APRIL 1ST AND 2ND, 2017 – TORNADO TURMOIL
Total miles traveled on Dive and Drive USA in eight days: 1,578 miles
The first of April seemed like a less-than-funny April Fool’s prank. It started out with a bright sunny morning at Fontaine Bleau State Park. We made breakfast, packed up, and left to find a Starbucks or other internet filled coffee house. We found a good WiFi connection and set down to do a morning of work. We finished up some writing and planned the next few days of our journey. Holly Beach tonight and diving in Houston the next day! We were going to get underwater at Lake 288 with the Gigglin Marlin, a PADI dive shop in Houston. The Gigglin Marlin had been super supportive and offered advice on dive locations and even to let us use their tanks and weights! We couldn’t wait!
We left the coffee shop and headed west! We planned on camping on Holly Beach, Louisiana. The beach is long, sandy, scenic, and offers free beach camping with few amenities. It sounded perfect and it was in the right price range! The trip to Holly Beach was pretty uneventful, just some beautiful driving through the Louisiana Bayou country!
As we got close to the beach, we noticed all the grass land moving… a lot! The wind was whipping across these flat, tree-less waterways. The tall grass and canals suddenly gave way to stilted houses and sandy beaches. It was beautiful! And SO VERY windy! The waves were crashing and the wind was throwing sand everywhere!
We paused and thought about our options. We decided to cook supper and then sleep in the back of the car. We unloaded the back, set up a “wind-proof kitchen” and made some beef stew. While we sat in the car and ate, the best restaurant ever, we realized the wind was actually picking up. This wasn’t going to work. There was a storm coming and the beach was very exposed.
Just after sunset we pulled off the beach and drove through the dark, headed for Texas! Our highway led strait into Port Arthur so that’s where we went. In the dark, on the horizon, Port Arthur looks like a sprawling city with bright, lite-up high rises everywhere! It looked like we were pulling into a major city with plenty of places to stay out of the storm. As we got closer, Christine wondered out-loud why several of the “tall buildings” were flaming? What were we really looking at? Refineries! Huge, sprawling refineries all coved in yellow lights and flaming towers. They looked like medieval castles in the dark! What we thought was a big city, was just empty oil refineries. Somehow our rout took us away from the town and all hotels and straight through the industrial district. All this oil and gas and we couldn’t even find a gas station!
After searching each turn off, we ran across an intersection with a tiny hotel on one corner and a filling station on the other. We pulled into the station and filled up and then stopped at the hotel to “borrow” WiFi in the parking lot. Exhausted from battling wind and searching for civilization, we fell asleep for the night.
Christine woke up at 4am, I can sleep through anything, to the car rocking violently and pounding rain! A huge storm hit hard. She was pretty concerned and did some weather searching online. While she was discovering we were about to be in the middle of major thunderstorms and tornados, I sulked in the driver seat and wondered why she was rocking the car so much, I was oblivious to the rain. I may owe her an apology for some angry words about going back to sleep and to stop shaking the car. Oopps.

▶ EXERCISE PROMPT:
Please list everything the Gigglin Marlin offered the travelers, according to the travel log above.

▶ MATERIAL SHOWN:

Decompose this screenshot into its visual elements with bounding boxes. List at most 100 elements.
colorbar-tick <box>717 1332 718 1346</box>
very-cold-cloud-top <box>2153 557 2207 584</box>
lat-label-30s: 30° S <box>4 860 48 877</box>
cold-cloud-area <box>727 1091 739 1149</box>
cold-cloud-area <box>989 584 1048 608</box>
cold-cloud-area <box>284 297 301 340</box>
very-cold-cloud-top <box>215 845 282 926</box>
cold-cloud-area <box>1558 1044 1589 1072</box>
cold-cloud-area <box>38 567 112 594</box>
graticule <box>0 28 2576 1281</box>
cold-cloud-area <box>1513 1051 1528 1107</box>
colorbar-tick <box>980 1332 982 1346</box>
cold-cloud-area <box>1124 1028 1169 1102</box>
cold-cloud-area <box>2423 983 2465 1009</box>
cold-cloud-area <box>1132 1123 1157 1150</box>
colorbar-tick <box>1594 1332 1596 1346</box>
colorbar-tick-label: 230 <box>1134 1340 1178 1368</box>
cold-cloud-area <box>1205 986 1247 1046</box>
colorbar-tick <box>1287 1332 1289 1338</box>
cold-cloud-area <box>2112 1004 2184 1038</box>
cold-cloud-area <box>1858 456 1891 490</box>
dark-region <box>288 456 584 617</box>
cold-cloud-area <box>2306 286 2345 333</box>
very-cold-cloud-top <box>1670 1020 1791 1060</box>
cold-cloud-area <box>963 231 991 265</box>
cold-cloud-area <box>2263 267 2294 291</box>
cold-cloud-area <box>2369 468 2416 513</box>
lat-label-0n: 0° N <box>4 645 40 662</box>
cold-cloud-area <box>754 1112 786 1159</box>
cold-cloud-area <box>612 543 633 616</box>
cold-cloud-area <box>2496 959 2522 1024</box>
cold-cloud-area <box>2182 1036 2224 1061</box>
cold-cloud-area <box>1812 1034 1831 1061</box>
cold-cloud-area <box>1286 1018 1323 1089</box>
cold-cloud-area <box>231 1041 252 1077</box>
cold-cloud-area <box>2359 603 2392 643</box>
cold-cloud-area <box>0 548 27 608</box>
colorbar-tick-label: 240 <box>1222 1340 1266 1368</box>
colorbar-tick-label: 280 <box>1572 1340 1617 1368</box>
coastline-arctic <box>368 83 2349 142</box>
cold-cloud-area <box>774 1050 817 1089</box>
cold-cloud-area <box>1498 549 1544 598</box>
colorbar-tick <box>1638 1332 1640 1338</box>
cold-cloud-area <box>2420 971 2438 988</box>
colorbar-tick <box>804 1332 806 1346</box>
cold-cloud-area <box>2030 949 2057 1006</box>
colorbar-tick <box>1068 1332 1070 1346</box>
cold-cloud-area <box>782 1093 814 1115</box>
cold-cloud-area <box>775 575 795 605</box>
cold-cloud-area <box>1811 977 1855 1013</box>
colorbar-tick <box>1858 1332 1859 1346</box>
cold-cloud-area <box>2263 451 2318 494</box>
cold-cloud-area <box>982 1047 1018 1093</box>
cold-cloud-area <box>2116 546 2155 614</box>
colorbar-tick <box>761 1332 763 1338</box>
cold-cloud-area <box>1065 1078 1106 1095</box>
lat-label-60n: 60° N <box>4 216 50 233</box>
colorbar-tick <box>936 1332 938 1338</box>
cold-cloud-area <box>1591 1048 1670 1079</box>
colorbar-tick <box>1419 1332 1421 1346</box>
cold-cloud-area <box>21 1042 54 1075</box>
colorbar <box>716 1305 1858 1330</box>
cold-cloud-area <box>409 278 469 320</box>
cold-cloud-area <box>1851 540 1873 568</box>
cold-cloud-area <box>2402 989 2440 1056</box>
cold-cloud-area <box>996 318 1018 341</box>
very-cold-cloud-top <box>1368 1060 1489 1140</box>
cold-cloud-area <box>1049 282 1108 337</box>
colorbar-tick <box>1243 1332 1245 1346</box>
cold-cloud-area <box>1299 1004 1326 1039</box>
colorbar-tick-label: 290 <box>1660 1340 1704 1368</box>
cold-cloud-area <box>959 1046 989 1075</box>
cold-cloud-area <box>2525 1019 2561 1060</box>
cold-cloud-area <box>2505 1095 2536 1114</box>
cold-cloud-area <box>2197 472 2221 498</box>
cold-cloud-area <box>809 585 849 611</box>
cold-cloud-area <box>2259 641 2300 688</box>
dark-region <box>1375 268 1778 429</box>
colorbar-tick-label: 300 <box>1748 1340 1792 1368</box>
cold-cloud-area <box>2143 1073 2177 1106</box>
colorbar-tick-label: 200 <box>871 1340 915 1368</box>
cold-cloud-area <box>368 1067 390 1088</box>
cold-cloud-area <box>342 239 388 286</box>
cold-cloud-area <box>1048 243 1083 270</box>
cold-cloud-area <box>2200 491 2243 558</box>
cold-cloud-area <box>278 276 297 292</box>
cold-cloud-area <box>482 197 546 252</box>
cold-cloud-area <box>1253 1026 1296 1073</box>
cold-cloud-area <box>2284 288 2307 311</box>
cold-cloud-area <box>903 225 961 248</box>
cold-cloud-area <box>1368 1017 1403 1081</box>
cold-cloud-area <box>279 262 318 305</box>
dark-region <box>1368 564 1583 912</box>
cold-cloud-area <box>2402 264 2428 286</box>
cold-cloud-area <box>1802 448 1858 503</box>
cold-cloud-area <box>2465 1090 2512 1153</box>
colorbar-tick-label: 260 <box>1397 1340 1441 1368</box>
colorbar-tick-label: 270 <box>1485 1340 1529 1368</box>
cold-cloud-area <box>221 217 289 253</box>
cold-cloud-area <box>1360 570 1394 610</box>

▶ RESPONSE TO THE EXERCISE:
- Advice on dive locations
- Use of their tanks
- Use of their weights